> WHAT IS EXPECTED: Images are to be omitted, and the rest of the records reproduced exactly.

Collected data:
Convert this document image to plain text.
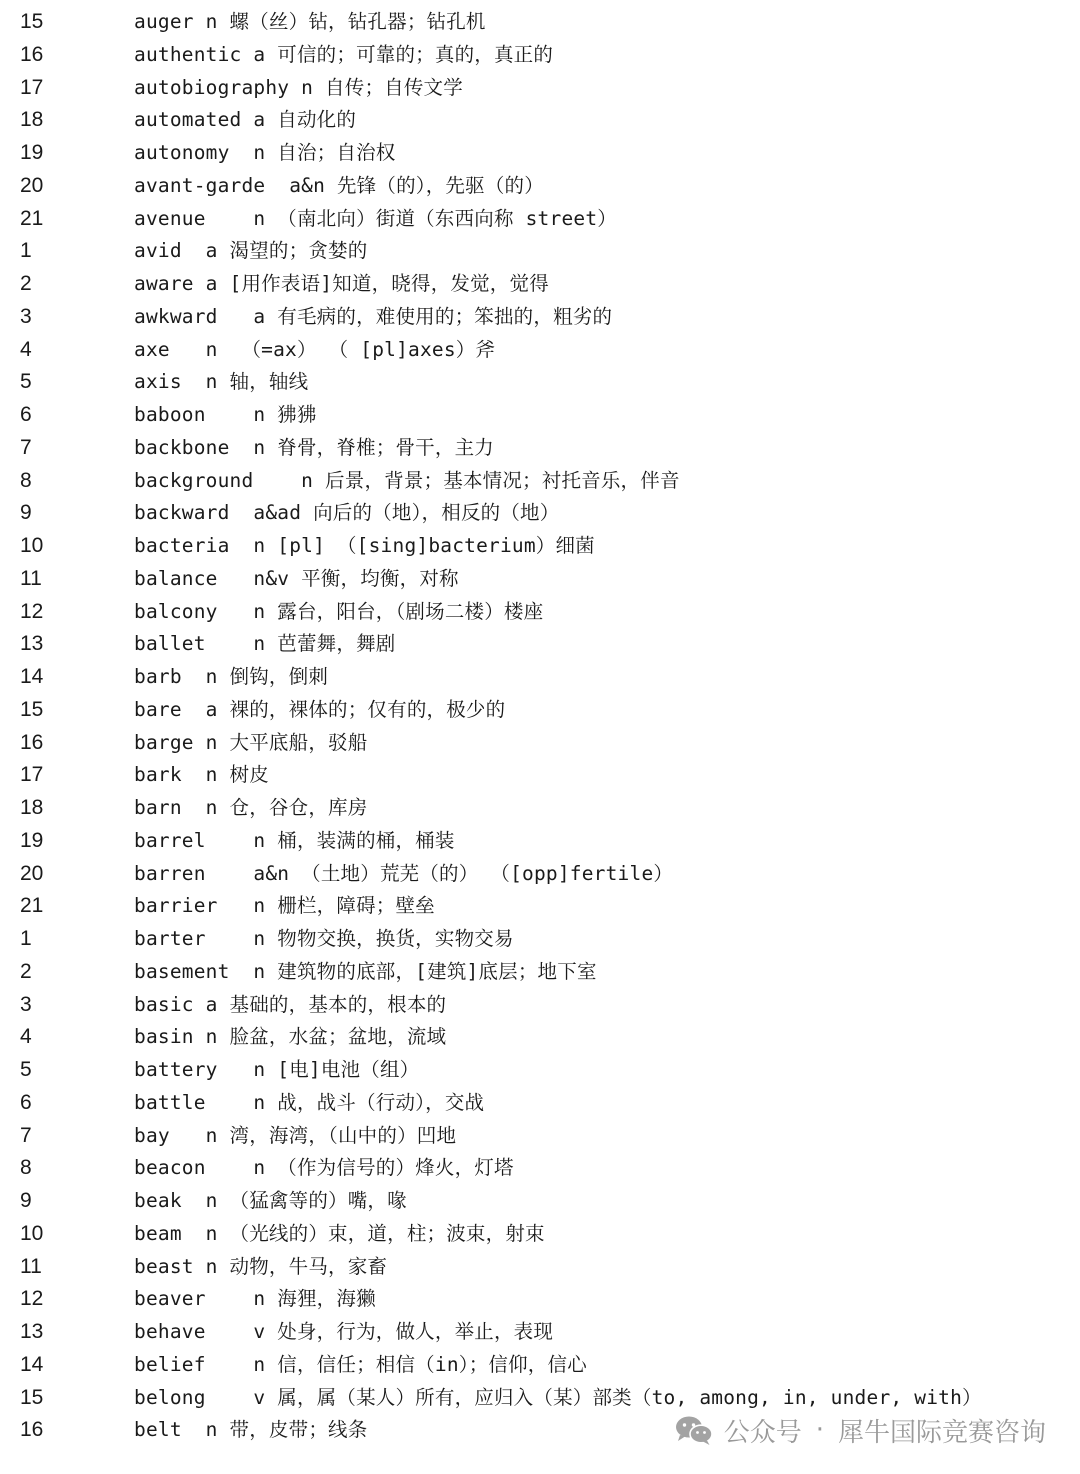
15	auger n 螺（丝）钻，钻孔器；钻孔机
16	authentic a 可信的；可靠的；真的，真正的
17	autobiography n 自传；自传文学
18	automated a 自动化的
19	autonomy  n 自治；自治权
20	avant-garde  a&n 先锋（的），先驱（的）
21	avenue    n （南北向）街道（东西向称 street）
1	avid  a 渴望的；贪婪的
2	aware a [用作表语]知道，晓得，发觉，觉得
3	awkward   a 有毛病的，难使用的；笨拙的，粗劣的
4	axe   n  （=ax） （ [pl]axes）斧
5	axis  n 轴，轴线
6	baboon    n 狒狒
7	backbone  n 脊骨，脊椎；骨干，主力
8	background    n 后景，背景；基本情况；衬托音乐，伴音
9	backward  a&ad 向后的（地），相反的（地）
10	bacteria  n [pl] （[sing]bacterium）细菌
11	balance   n&v 平衡，均衡，对称
12	balcony   n 露台，阳台，（剧场二楼）楼座
13	ballet    n 芭蕾舞，舞剧
14	barb  n 倒钩，倒刺
15	bare  a 裸的，裸体的；仅有的，极少的
16	barge n 大平底船，驳船
17	bark  n 树皮
18	barn  n 仓，谷仓，库房
19	barrel    n 桶，装满的桶，桶装
20	barren    a&n （土地）荒芜（的） （[opp]fertile）
21	barrier   n 栅栏，障碍；壁垒
1	barter    n 物物交换，换货，实物交易
2	basement  n 建筑物的底部，[建筑]底层；地下室
3	basic a 基础的，基本的，根本的
4	basin n 脸盆，水盆；盆地，流域
5	battery   n [电]电池（组）
6	battle    n 战，战斗（行动），交战
7	bay   n 湾，海湾，（山中的）凹地
8	beacon    n （作为信号的）烽火，灯塔
9	beak  n （猛禽等的）嘴，喙
10	beam  n （光线的）束，道，柱；波束，射束
11	beast n 动物，牛马，家畜
12	beaver    n 海狸，海獭
13	behave    v 处身，行为，做人，举止，表现
14	belief    n 信，信任；相信（in）；信仰，信心
15	belong    v 属，属（某人）所有，应归入（某）部类（to, among, in, under, with）
16	belt  n 带，皮带；线条	公众号 · 犀牛国际竞赛咨询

> SOLUTION:
Convert this document image to plain text.
15	auger n 螺（丝）钻，钻孔器；钻孔机
16	authentic a 可信的；可靠的；真的，真正的
17	autobiography n 自传；自传文学
18	automated a 自动化的
19	autonomy  n 自治；自治权
20	avant-garde  a&n 先锋（的），先驱（的）
21	avenue    n （南北向）街道（东西向称 street）
1	avid  a 渴望的；贪婪的
2	aware a [用作表语]知道，晓得，发觉，觉得
3	awkward   a 有毛病的，难使用的；笨拙的，粗劣的
4	axe   n  （=ax） （ [pl]axes）斧
5	axis  n 轴，轴线
6	baboon    n 狒狒
7	backbone  n 脊骨，脊椎；骨干，主力
8	background    n 后景，背景；基本情况；衬托音乐，伴音
9	backward  a&ad 向后的（地），相反的（地）
10	bacteria  n [pl] （[sing]bacterium）细菌
11	balance   n&v 平衡，均衡，对称
12	balcony   n 露台，阳台，（剧场二楼）楼座
13	ballet    n 芭蕾舞，舞剧
14	barb  n 倒钩，倒刺
15	bare  a 裸的，裸体的；仅有的，极少的
16	barge n 大平底船，驳船
17	bark  n 树皮
18	barn  n 仓，谷仓，库房
19	barrel    n 桶，装满的桶，桶装
20	barren    a&n （土地）荒芜（的） （[opp]fertile）
21	barrier   n 栅栏，障碍；壁垒
1	barter    n 物物交换，换货，实物交易
2	basement  n 建筑物的底部，[建筑]底层；地下室
3	basic a 基础的，基本的，根本的
4	basin n 脸盆，水盆；盆地，流域
5	battery   n [电]电池（组）
6	battle    n 战，战斗（行动），交战
7	bay   n 湾，海湾，（山中的）凹地
8	beacon    n （作为信号的）烽火，灯塔
9	beak  n （猛禽等的）嘴，喙
10	beam  n （光线的）束，道，柱；波束，射束
11	beast n 动物，牛马，家畜
12	beaver    n 海狸，海獭
13	behave    v 处身，行为，做人，举止，表现
14	belief    n 信，信任；相信（in）；信仰，信心
15	belong    v 属，属（某人）所有，应归入（某）部类（to, among, in, under, with）
16	belt  n 带，皮带；线条	公众号 · 犀牛国际竞赛咨询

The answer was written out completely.